►
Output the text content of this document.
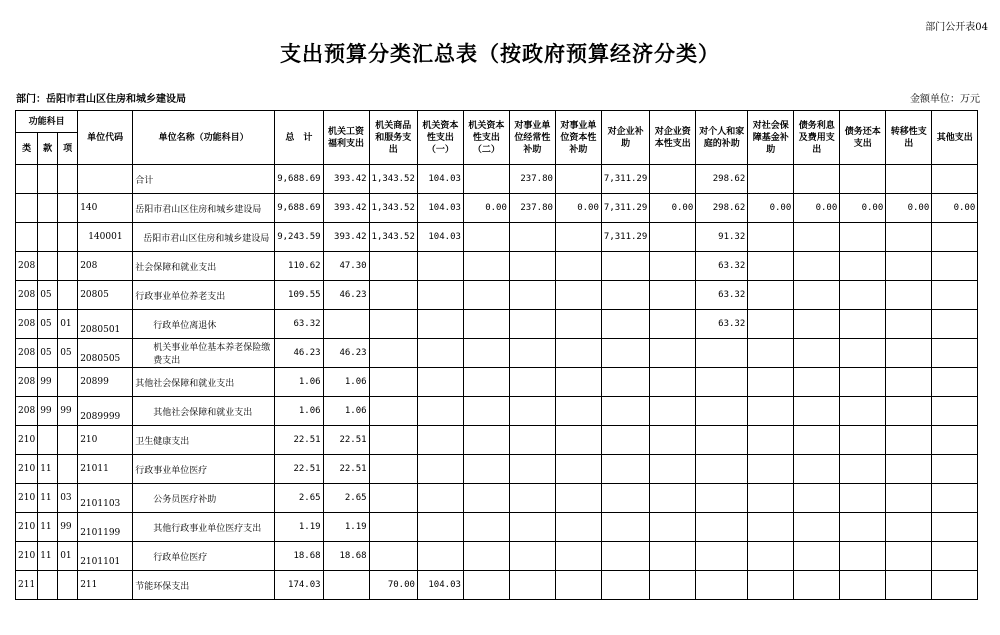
部门公开表04
支出预算分类汇总表（按政府预算经济分类）
部门：岳阳市君山区住房和城乡建设局	金额单位：万元
功能科目			单位代码	单位名称（功能科目）	总　计	机关工资福利支出	机关商品和服务支出	机关资本性支出（一）	机关资本性支出（二）	对事业单位经常性补助	对事业单位资本性补助	对企业补助	对企业资本性支出	对个人和家庭的补助	对社会保障基金补助	债务利息及费用支出	债务还本支出	转移性支出	其他支出
类	款	项																	
				合计	9,688.69	393.42	1,343.52	104.03		237.80		7,311.29		298.62					
			140	岳阳市君山区住房和城乡建设局	9,688.69	393.42	1,343.52	104.03	0.00	237.80	0.00	7,311.29	0.00	298.62	0.00	0.00	0.00	0.00	0.00
			140001	岳阳市君山区住房和城乡建设局	9,243.59	393.42	1,343.52	104.03				7,311.29		91.32					
208			208	社会保障和就业支出	110.62	47.30								63.32					
208	05		20805	行政事业单位养老支出	109.55	46.23								63.32					
208	05	01	2080501	行政单位离退休	63.32									63.32					
208	05	05	2080505	机关事业单位基本养老保险缴费支出	46.23	46.23													
208	99		20899	其他社会保障和就业支出	1.06	1.06													
208	99	99	2089999	其他社会保障和就业支出	1.06	1.06													
210			210	卫生健康支出	22.51	22.51													
210	11		21011	行政事业单位医疗	22.51	22.51													
210	11	03	2101103	公务员医疗补助	2.65	2.65													
210	11	99	2101199	其他行政事业单位医疗支出	1.19	1.19													
210	11	01	2101101	行政单位医疗	18.68	18.68													
211			211	节能环保支出	174.03		70.00	104.03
◄
## WORK REQUIRED
Go over the entries above and say how many lines hold the string "岳阳市君山区住房和城乡建设局", with no other text.

## WRITTEN REPLY
3